EXERCISE DIRECTIONS.
Pick out the lines in the listing below that contain the word "그려보시오" and copy them.

MATERIAL PROVIDED.
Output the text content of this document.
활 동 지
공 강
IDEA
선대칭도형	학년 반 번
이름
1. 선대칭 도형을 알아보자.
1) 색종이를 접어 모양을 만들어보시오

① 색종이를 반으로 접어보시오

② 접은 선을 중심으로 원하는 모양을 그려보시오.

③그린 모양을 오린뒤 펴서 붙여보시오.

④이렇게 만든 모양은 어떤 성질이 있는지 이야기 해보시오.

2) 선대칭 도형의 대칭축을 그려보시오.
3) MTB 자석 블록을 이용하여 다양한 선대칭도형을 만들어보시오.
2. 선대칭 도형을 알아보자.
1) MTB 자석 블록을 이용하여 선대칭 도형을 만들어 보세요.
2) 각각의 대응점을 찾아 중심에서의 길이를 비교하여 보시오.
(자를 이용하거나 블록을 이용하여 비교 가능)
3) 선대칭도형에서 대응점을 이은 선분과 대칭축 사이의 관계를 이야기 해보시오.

ANSWER.
② 접은 선을 중심으로 원하는 모양을 그려보시오.
2) 선대칭 도형의 대칭축을 그려보시오.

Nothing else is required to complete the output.